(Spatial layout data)

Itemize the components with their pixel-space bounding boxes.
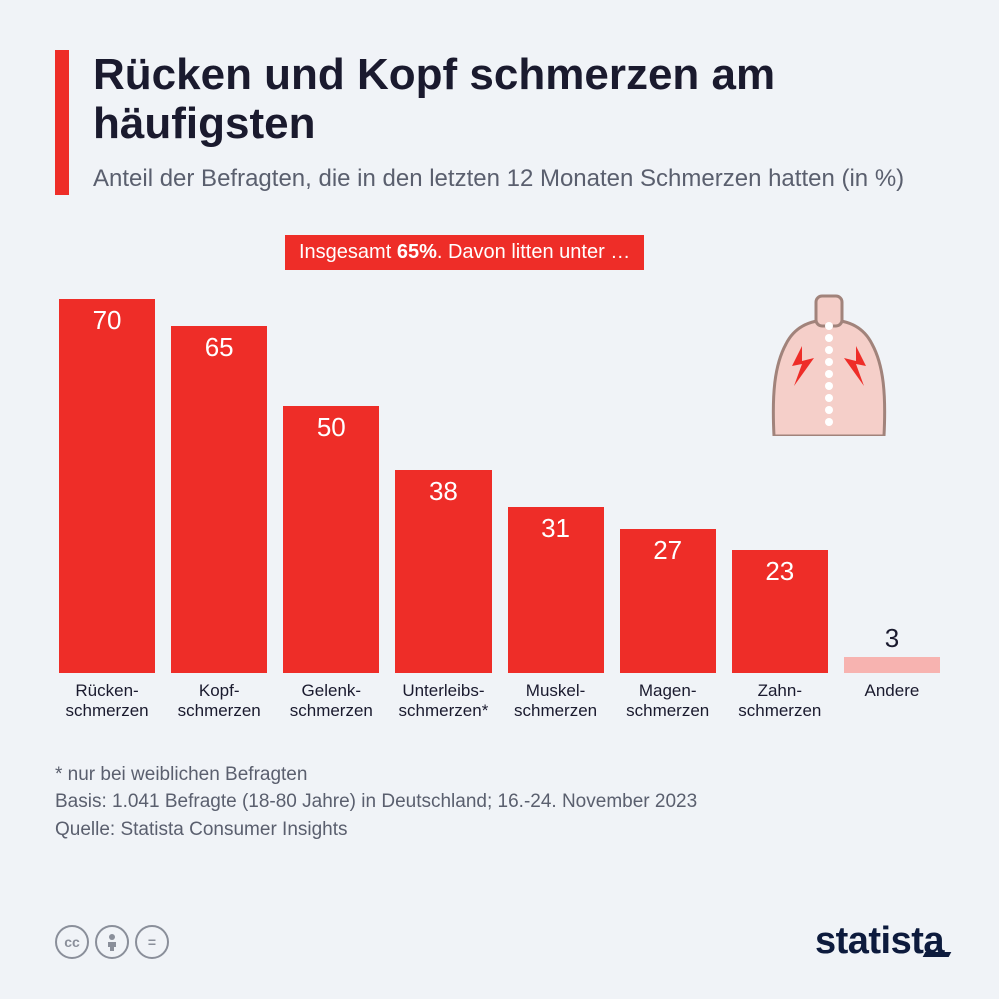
bar-value: 31 — [508, 513, 604, 544]
callout-suffix: . Davon litten unter … — [437, 241, 630, 263]
bar-value: 38 — [395, 476, 491, 507]
bar: 38 — [395, 470, 491, 673]
bar-value: 65 — [171, 332, 267, 363]
bar-column: 70 — [59, 278, 155, 673]
bar-label: Rücken-schmerzen — [59, 681, 155, 722]
nd-icon: = — [135, 925, 169, 959]
title-block: Rücken und Kopf schmerzen am häufigsten … — [93, 50, 944, 195]
bar: 70 — [59, 299, 155, 673]
bar-label: Gelenk-schmerzen — [283, 681, 379, 722]
callout-badge: Insgesamt 65%. Davon litten unter … — [285, 235, 644, 270]
labels-row: Rücken-schmerzen Kopf-schmerzen Gelenk-sch… — [55, 673, 944, 722]
footnotes: * nur bei weiblichen Befragten Basis: 1.… — [55, 761, 944, 844]
bar: 3 — [844, 657, 940, 673]
bar-label: Unterleibs-schmerzen* — [395, 681, 491, 722]
bar: 50 — [283, 406, 379, 673]
bar-value: 3 — [844, 623, 940, 654]
bar-column: 31 — [508, 278, 604, 673]
bar-label: Kopf-schmerzen — [171, 681, 267, 722]
bar-value: 23 — [732, 556, 828, 587]
footnote-source: Quelle: Statista Consumer Insights — [55, 816, 944, 844]
bar-column: 38 — [395, 278, 491, 673]
bar-value: 70 — [59, 305, 155, 336]
bar: 31 — [508, 507, 604, 672]
by-icon — [95, 925, 129, 959]
accent-bar — [55, 50, 69, 195]
cc-icon: cc — [55, 925, 89, 959]
bar-label: Muskel-schmerzen — [508, 681, 604, 722]
cc-icons: cc = — [55, 925, 169, 959]
bar-value: 50 — [283, 412, 379, 443]
bar-label: Magen-schmerzen — [620, 681, 716, 722]
callout-bold: 65% — [397, 241, 437, 263]
bar-column: 27 — [620, 278, 716, 673]
bar-value: 27 — [620, 535, 716, 566]
bar-label: Andere — [844, 681, 940, 722]
chart-subtitle: Anteil der Befragten, die in den letzten… — [93, 163, 944, 195]
bar-label: Zahn-schmerzen — [732, 681, 828, 722]
infographic-container: Rücken und Kopf schmerzen am häufigsten … — [0, 0, 999, 999]
bar: 27 — [620, 529, 716, 673]
chart-area: 70 65 50 38 31 27 23 3 Rücken-schmerzen Kopf-sch… — [55, 278, 944, 733]
footnote-star: * nur bei weiblichen Befragten — [55, 761, 944, 789]
chart-title: Rücken und Kopf schmerzen am häufigsten — [93, 50, 944, 149]
header-block: Rücken und Kopf schmerzen am häufigsten … — [55, 50, 944, 195]
statista-logo: statista — [815, 920, 944, 963]
bar-column: 50 — [283, 278, 379, 673]
bar: 23 — [732, 550, 828, 673]
back-pain-icon — [744, 286, 914, 436]
callout-prefix: Insgesamt — [299, 241, 397, 263]
footer: cc = statista — [55, 920, 944, 963]
footnote-basis: Basis: 1.041 Befragte (18-80 Jahre) in D… — [55, 788, 944, 816]
bar-column: 65 — [171, 278, 267, 673]
bar: 65 — [171, 326, 267, 673]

### Given task
Repeat, word for word, every row from the one containing "bar-value: 31 — [508, 513, 604, 544]" down to the one containing "bar-column: 27 — [620, 278, 716, 673]", with both of those rows included.

### Finished task
bar-value: 31 — [508, 513, 604, 544]
callout-suffix: . Davon litten unter … — [437, 241, 630, 263]
bar-value: 38 — [395, 476, 491, 507]
bar: 38 — [395, 470, 491, 673]
bar-value: 65 — [171, 332, 267, 363]
bar-column: 70 — [59, 278, 155, 673]
bar-label: Rücken-schmerzen — [59, 681, 155, 722]
nd-icon: = — [135, 925, 169, 959]
title-block: Rücken und Kopf schmerzen am häufigsten … — [93, 50, 944, 195]
bar: 70 — [59, 299, 155, 673]
bar-label: Gelenk-schmerzen — [283, 681, 379, 722]
callout-badge: Insgesamt 65%. Davon litten unter … — [285, 235, 644, 270]
labels-row: Rücken-schmerzen Kopf-schmerzen Gelenk-sch… — [55, 673, 944, 722]
footnotes: * nur bei weiblichen Befragten Basis: 1.… — [55, 761, 944, 844]
bar: 3 — [844, 657, 940, 673]
bar-label: Unterleibs-schmerzen* — [395, 681, 491, 722]
bar: 50 — [283, 406, 379, 673]
bar-value: 3 — [844, 623, 940, 654]
bar-column: 31 — [508, 278, 604, 673]
bar-label: Kopf-schmerzen — [171, 681, 267, 722]
bar-value: 23 — [732, 556, 828, 587]
footnote-source: Quelle: Statista Consumer Insights — [55, 816, 944, 844]
bar-column: 38 — [395, 278, 491, 673]
bar-value: 70 — [59, 305, 155, 336]
bar: 31 — [508, 507, 604, 672]
by-icon — [95, 925, 129, 959]
accent-bar — [55, 50, 69, 195]
cc-icon: cc — [55, 925, 89, 959]
bar-label: Muskel-schmerzen — [508, 681, 604, 722]
cc-icons: cc = — [55, 925, 169, 959]
bar-value: 50 — [283, 412, 379, 443]
bar-label: Magen-schmerzen — [620, 681, 716, 722]
callout-bold: 65% — [397, 241, 437, 263]
bar-column: 27 — [620, 278, 716, 673]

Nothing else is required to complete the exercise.